DIRECTIVE.
Of the lines listed below, how many contain the string "GitStart"? Answer with the number alone.

-- BEGIN DATA RECORDS --

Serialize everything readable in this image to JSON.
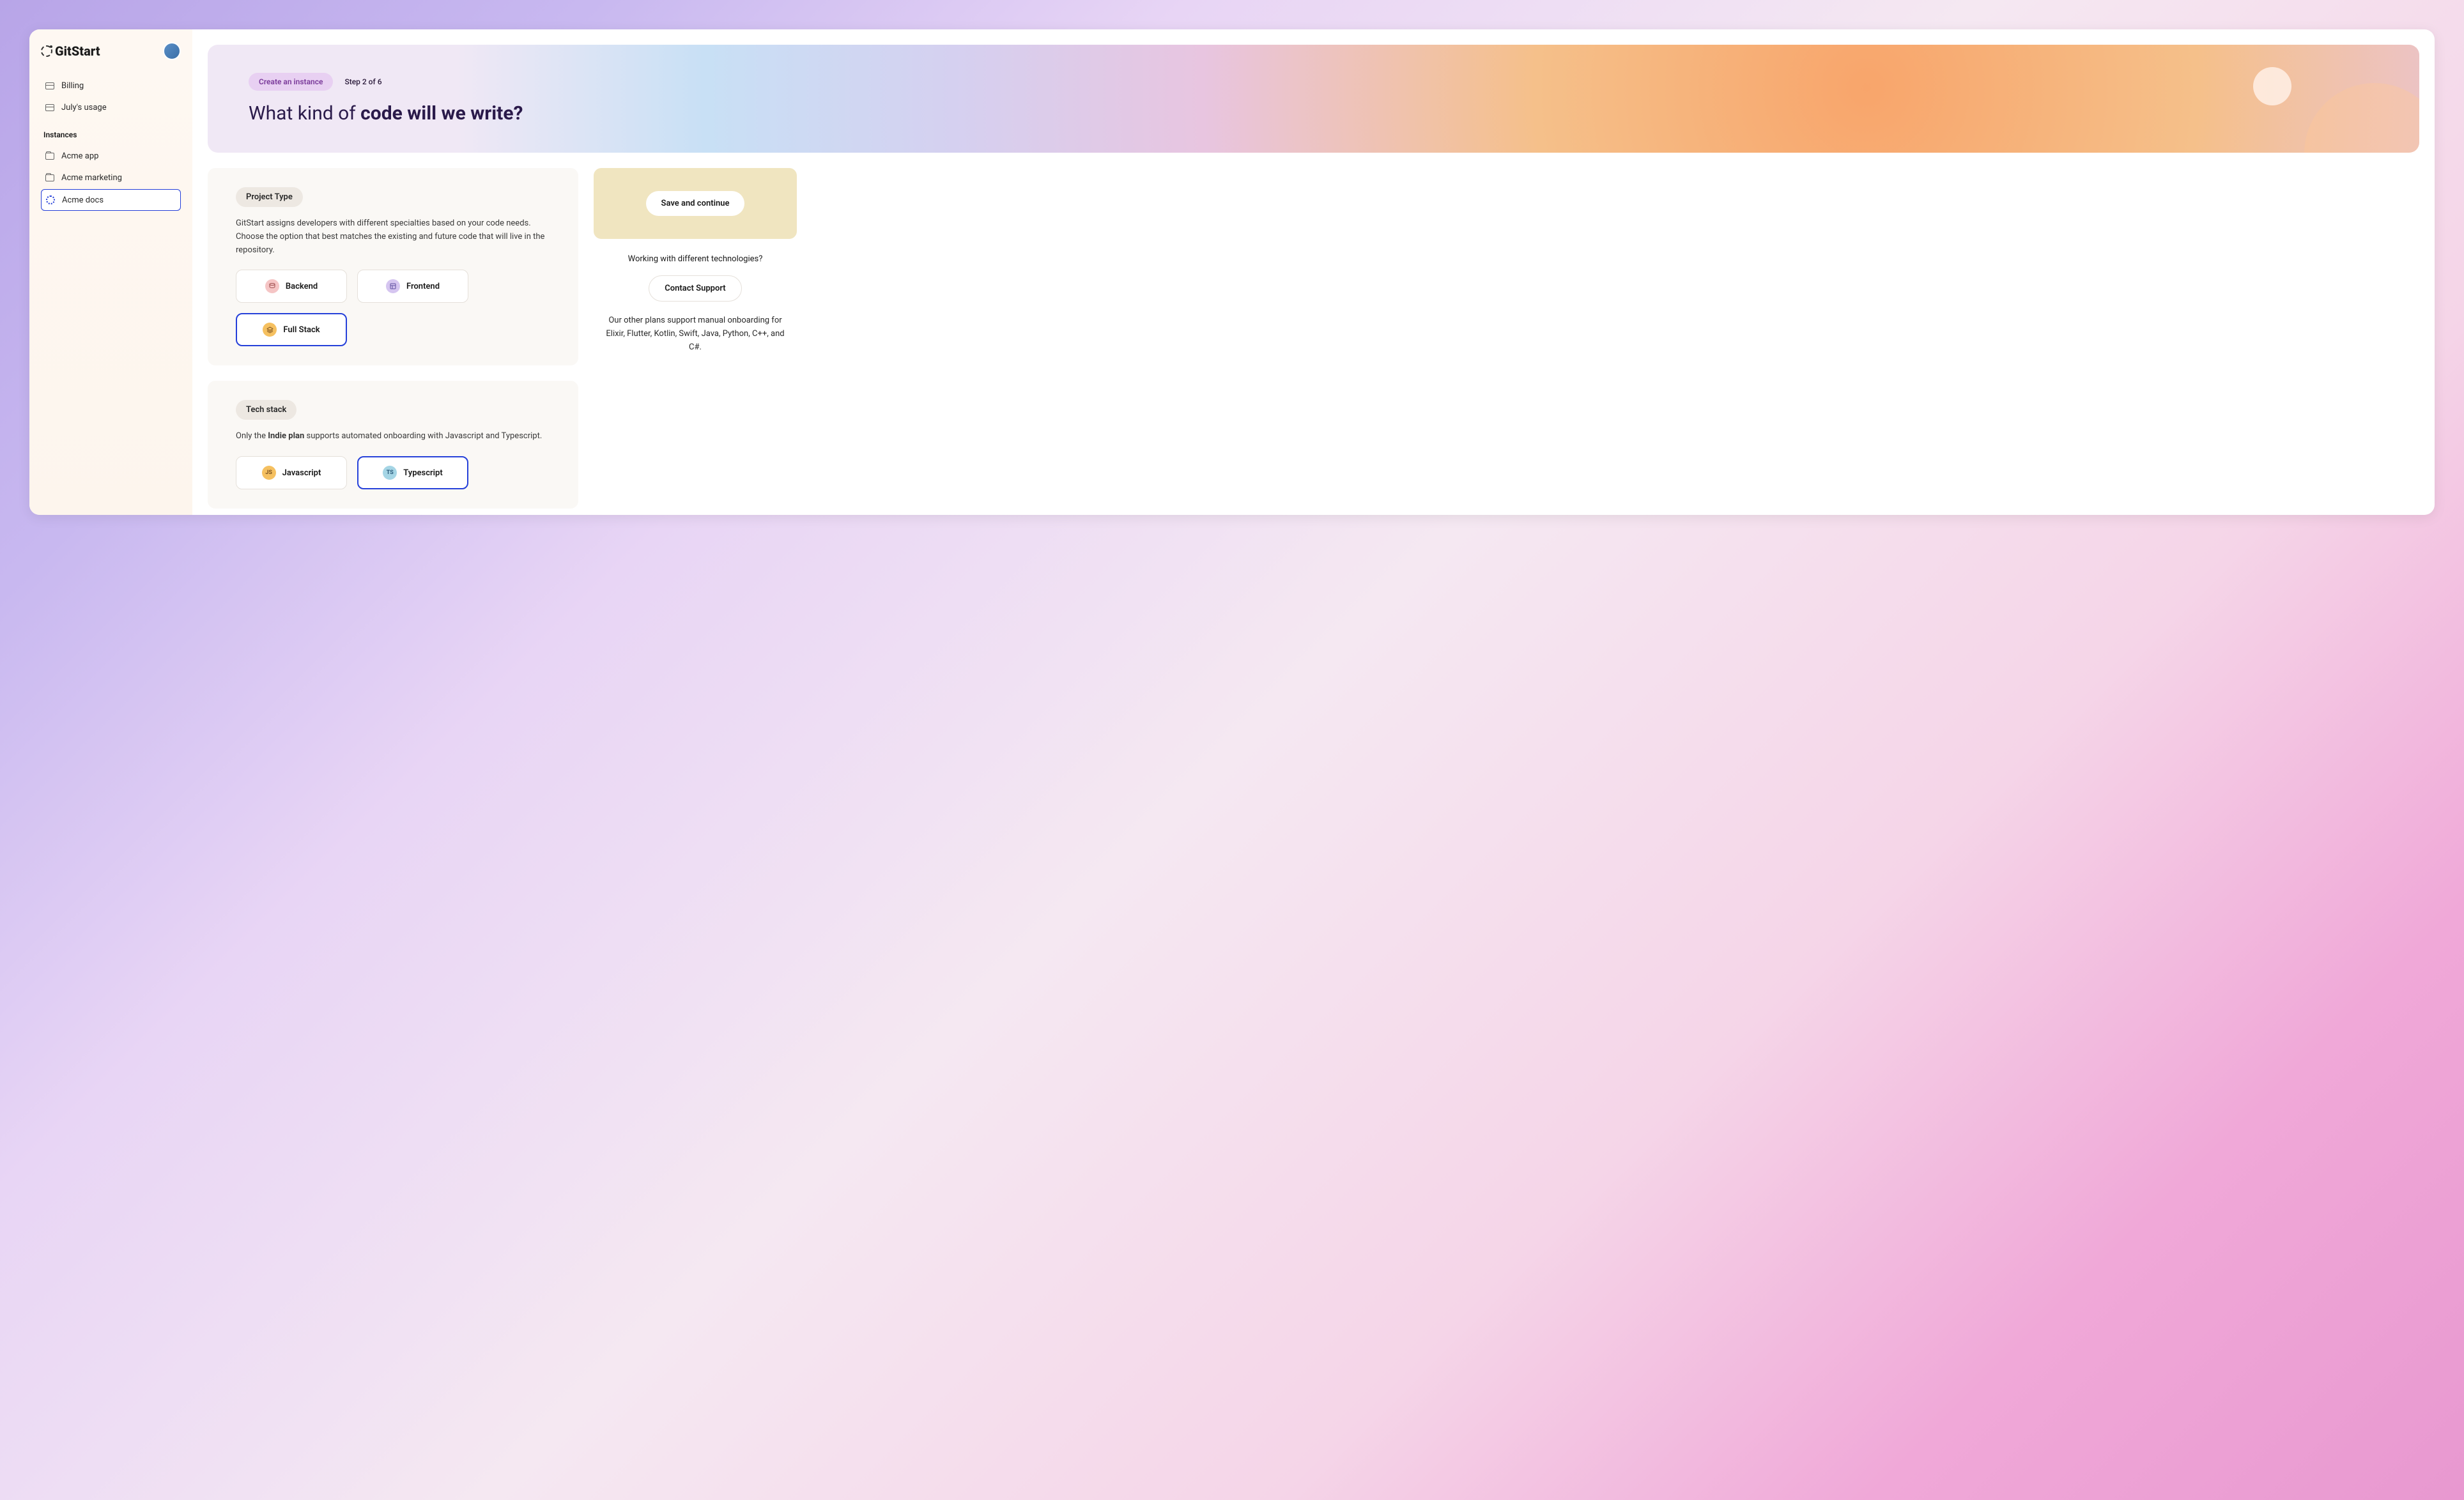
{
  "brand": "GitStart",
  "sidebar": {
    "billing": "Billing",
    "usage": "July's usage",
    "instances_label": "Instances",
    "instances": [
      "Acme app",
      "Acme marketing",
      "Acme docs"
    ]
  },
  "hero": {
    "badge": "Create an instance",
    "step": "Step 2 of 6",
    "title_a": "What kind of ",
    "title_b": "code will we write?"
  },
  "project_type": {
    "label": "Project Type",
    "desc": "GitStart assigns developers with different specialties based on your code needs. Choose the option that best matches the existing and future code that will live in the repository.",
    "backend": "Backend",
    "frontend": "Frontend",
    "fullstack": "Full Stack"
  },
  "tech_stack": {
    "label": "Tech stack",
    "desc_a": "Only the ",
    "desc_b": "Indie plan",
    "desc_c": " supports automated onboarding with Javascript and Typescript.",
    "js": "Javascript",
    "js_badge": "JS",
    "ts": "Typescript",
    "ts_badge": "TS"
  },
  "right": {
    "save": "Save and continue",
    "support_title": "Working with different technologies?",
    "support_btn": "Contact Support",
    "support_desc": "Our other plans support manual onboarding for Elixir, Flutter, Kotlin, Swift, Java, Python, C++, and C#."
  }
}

-- END DATA RECORDS --

PROBLEM SOLUTION.
2